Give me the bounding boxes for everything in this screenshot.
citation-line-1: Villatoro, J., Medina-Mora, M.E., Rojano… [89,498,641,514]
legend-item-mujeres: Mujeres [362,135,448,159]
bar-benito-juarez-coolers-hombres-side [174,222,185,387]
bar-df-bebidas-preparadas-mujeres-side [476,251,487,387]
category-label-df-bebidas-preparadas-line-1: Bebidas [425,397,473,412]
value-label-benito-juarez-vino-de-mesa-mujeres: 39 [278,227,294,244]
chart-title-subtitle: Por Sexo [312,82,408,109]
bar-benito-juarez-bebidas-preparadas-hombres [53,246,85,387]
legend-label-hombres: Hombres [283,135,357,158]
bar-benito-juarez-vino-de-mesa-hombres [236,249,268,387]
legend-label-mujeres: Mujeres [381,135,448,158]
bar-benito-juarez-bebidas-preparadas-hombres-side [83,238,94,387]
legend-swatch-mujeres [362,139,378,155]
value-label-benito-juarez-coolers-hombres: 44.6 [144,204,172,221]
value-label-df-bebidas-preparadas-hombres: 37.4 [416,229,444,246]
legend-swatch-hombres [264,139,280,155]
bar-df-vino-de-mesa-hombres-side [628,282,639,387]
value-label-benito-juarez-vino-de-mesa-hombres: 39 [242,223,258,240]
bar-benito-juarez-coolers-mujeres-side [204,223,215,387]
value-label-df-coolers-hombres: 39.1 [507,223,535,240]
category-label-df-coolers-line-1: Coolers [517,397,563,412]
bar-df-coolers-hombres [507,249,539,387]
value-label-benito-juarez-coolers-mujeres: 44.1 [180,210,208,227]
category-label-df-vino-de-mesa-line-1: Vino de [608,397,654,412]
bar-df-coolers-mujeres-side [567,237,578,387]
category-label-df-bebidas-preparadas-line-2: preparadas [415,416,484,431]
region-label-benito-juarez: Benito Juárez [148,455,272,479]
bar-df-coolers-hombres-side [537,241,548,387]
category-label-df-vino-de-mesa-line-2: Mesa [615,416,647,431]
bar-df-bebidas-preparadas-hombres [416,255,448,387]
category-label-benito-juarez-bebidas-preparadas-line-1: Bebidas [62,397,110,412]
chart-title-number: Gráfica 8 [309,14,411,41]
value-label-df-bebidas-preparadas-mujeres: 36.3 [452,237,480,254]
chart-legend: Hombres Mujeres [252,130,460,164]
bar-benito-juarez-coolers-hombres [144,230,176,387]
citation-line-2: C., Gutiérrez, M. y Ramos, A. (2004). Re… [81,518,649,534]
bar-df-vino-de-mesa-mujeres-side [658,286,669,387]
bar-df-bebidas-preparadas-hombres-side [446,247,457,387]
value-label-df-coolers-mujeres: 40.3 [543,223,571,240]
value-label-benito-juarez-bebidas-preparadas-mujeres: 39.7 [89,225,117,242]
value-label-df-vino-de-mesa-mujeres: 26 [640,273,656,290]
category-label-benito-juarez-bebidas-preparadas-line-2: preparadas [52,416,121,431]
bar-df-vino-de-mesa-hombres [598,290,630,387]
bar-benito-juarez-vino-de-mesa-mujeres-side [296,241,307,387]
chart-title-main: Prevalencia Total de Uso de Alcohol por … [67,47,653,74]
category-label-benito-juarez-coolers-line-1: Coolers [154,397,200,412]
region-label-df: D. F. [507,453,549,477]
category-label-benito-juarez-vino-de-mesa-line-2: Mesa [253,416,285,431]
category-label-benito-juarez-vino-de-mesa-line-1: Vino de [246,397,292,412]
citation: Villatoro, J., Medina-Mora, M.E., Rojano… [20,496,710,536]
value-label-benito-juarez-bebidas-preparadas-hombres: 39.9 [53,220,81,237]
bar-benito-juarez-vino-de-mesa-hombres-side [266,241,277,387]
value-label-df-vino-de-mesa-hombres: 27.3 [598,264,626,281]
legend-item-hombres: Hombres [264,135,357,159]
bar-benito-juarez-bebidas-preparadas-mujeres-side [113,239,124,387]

---

= Goal =
Copy out every line of the listing above, from start to finish, with no changes.

= Exercise response =
Give me the bounding boxes for everything in this screenshot.
citation-line-1: Villatoro, J., Medina-Mora, M.E., Rojano… [89,498,641,514]
legend-item-mujeres: Mujeres [362,135,448,159]
bar-benito-juarez-coolers-hombres-side [174,222,185,387]
bar-df-bebidas-preparadas-mujeres-side [476,251,487,387]
category-label-df-bebidas-preparadas-line-1: Bebidas [425,397,473,412]
value-label-benito-juarez-vino-de-mesa-mujeres: 39 [278,227,294,244]
chart-title-subtitle: Por Sexo [312,82,408,109]
bar-benito-juarez-bebidas-preparadas-hombres [53,246,85,387]
legend-label-hombres: Hombres [283,135,357,158]
bar-benito-juarez-vino-de-mesa-hombres [236,249,268,387]
legend-label-mujeres: Mujeres [381,135,448,158]
bar-benito-juarez-bebidas-preparadas-hombres-side [83,238,94,387]
legend-swatch-mujeres [362,139,378,155]
value-label-benito-juarez-coolers-hombres: 44.6 [144,204,172,221]
value-label-df-bebidas-preparadas-hombres: 37.4 [416,229,444,246]
legend-swatch-hombres [264,139,280,155]
bar-df-vino-de-mesa-hombres-side [628,282,639,387]
value-label-benito-juarez-vino-de-mesa-hombres: 39 [242,223,258,240]
bar-benito-juarez-coolers-mujeres-side [204,223,215,387]
value-label-df-coolers-hombres: 39.1 [507,223,535,240]
category-label-df-coolers-line-1: Coolers [517,397,563,412]
bar-df-coolers-hombres [507,249,539,387]
value-label-benito-juarez-coolers-mujeres: 44.1 [180,210,208,227]
category-label-df-vino-de-mesa-line-1: Vino de [608,397,654,412]
bar-df-coolers-mujeres-side [567,237,578,387]
category-label-df-bebidas-preparadas-line-2: preparadas [415,416,484,431]
region-label-benito-juarez: Benito Juárez [148,455,272,479]
bar-df-coolers-hombres-side [537,241,548,387]
category-label-df-vino-de-mesa-line-2: Mesa [615,416,647,431]
bar-df-bebidas-preparadas-hombres [416,255,448,387]
category-label-benito-juarez-bebidas-preparadas-line-1: Bebidas [62,397,110,412]
chart-title-number: Gráfica 8 [309,14,411,41]
value-label-df-bebidas-preparadas-mujeres: 36.3 [452,237,480,254]
chart-legend: Hombres Mujeres [252,130,460,164]
bar-benito-juarez-coolers-hombres [144,230,176,387]
citation-line-2: C., Gutiérrez, M. y Ramos, A. (2004). Re… [81,518,649,534]
bar-df-vino-de-mesa-mujeres-side [658,286,669,387]
bar-df-bebidas-preparadas-hombres-side [446,247,457,387]
value-label-df-coolers-mujeres: 40.3 [543,223,571,240]
value-label-benito-juarez-bebidas-preparadas-mujeres: 39.7 [89,225,117,242]
value-label-df-vino-de-mesa-mujeres: 26 [640,273,656,290]
category-label-benito-juarez-bebidas-preparadas-line-2: preparadas [52,416,121,431]
bar-df-vino-de-mesa-hombres [598,290,630,387]
bar-benito-juarez-vino-de-mesa-mujeres-side [296,241,307,387]
chart-title-main: Prevalencia Total de Uso de Alcohol por … [67,47,653,74]
category-label-benito-juarez-coolers-line-1: Coolers [154,397,200,412]
region-label-df: D. F. [507,453,549,477]
category-label-benito-juarez-vino-de-mesa-line-2: Mesa [253,416,285,431]
category-label-benito-juarez-vino-de-mesa-line-1: Vino de [246,397,292,412]
citation: Villatoro, J., Medina-Mora, M.E., Rojano… [20,496,710,536]
value-label-benito-juarez-bebidas-preparadas-hombres: 39.9 [53,220,81,237]
bar-benito-juarez-vino-de-mesa-hombres-side [266,241,277,387]
value-label-df-vino-de-mesa-hombres: 27.3 [598,264,626,281]
legend-item-hombres: Hombres [264,135,357,159]
bar-benito-juarez-bebidas-preparadas-mujeres-side [113,239,124,387]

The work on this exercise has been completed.